- Objective -
Repeat all of the data precisely.

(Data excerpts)
------------------------------------

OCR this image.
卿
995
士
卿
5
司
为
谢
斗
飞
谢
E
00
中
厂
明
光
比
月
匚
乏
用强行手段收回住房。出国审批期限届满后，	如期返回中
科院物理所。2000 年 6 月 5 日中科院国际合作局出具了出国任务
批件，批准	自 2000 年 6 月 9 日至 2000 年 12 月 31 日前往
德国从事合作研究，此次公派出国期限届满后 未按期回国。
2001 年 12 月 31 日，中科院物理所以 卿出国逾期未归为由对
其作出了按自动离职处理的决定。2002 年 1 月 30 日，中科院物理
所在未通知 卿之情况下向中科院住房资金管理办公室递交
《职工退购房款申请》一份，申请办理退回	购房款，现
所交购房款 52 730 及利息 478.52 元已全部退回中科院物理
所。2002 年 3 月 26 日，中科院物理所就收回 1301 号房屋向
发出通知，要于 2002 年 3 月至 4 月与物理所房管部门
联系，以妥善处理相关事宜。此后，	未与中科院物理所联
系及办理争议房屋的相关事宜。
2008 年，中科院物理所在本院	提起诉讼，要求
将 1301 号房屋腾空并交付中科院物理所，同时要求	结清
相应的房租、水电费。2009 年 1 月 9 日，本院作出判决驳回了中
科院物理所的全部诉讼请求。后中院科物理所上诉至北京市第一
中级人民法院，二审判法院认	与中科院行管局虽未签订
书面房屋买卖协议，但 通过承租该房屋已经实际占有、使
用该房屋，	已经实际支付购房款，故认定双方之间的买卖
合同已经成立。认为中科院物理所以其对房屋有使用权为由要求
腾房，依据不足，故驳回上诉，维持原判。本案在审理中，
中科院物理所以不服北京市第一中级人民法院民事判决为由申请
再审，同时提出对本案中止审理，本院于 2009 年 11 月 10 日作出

------------------------------------

- Result of this task -
OCR this image.
卿
995
士
卿
5
司
为
谢
斗
飞
谢
E
00
中
厂
明
光
比
月
匚
乏
用强行手段收回住房。出国审批期限届满后，	如期返回中
科院物理所。2000 年 6 月 5 日中科院国际合作局出具了出国任务
批件，批准	自 2000 年 6 月 9 日至 2000 年 12 月 31 日前往
德国从事合作研究，此次公派出国期限届满后 未按期回国。
2001 年 12 月 31 日，中科院物理所以 卿出国逾期未归为由对
其作出了按自动离职处理的决定。2002 年 1 月 30 日，中科院物理
所在未通知 卿之情况下向中科院住房资金管理办公室递交
《职工退购房款申请》一份，申请办理退回	购房款，现
所交购房款 52 730 及利息 478.52 元已全部退回中科院物理
所。2002 年 3 月 26 日，中科院物理所就收回 1301 号房屋向
发出通知，要于 2002 年 3 月至 4 月与物理所房管部门
联系，以妥善处理相关事宜。此后，	未与中科院物理所联
系及办理争议房屋的相关事宜。
2008 年，中科院物理所在本院	提起诉讼，要求
将 1301 号房屋腾空并交付中科院物理所，同时要求	结清
相应的房租、水电费。2009 年 1 月 9 日，本院作出判决驳回了中
科院物理所的全部诉讼请求。后中院科物理所上诉至北京市第一
中级人民法院，二审判法院认	与中科院行管局虽未签订
书面房屋买卖协议，但 通过承租该房屋已经实际占有、使
用该房屋，	已经实际支付购房款，故认定双方之间的买卖
合同已经成立。认为中科院物理所以其对房屋有使用权为由要求
腾房，依据不足，故驳回上诉，维持原判。本案在审理中，
中科院物理所以不服北京市第一中级人民法院民事判决为由申请
再审，同时提出对本案中止审理，本院于 2009 年 11 月 10 日作出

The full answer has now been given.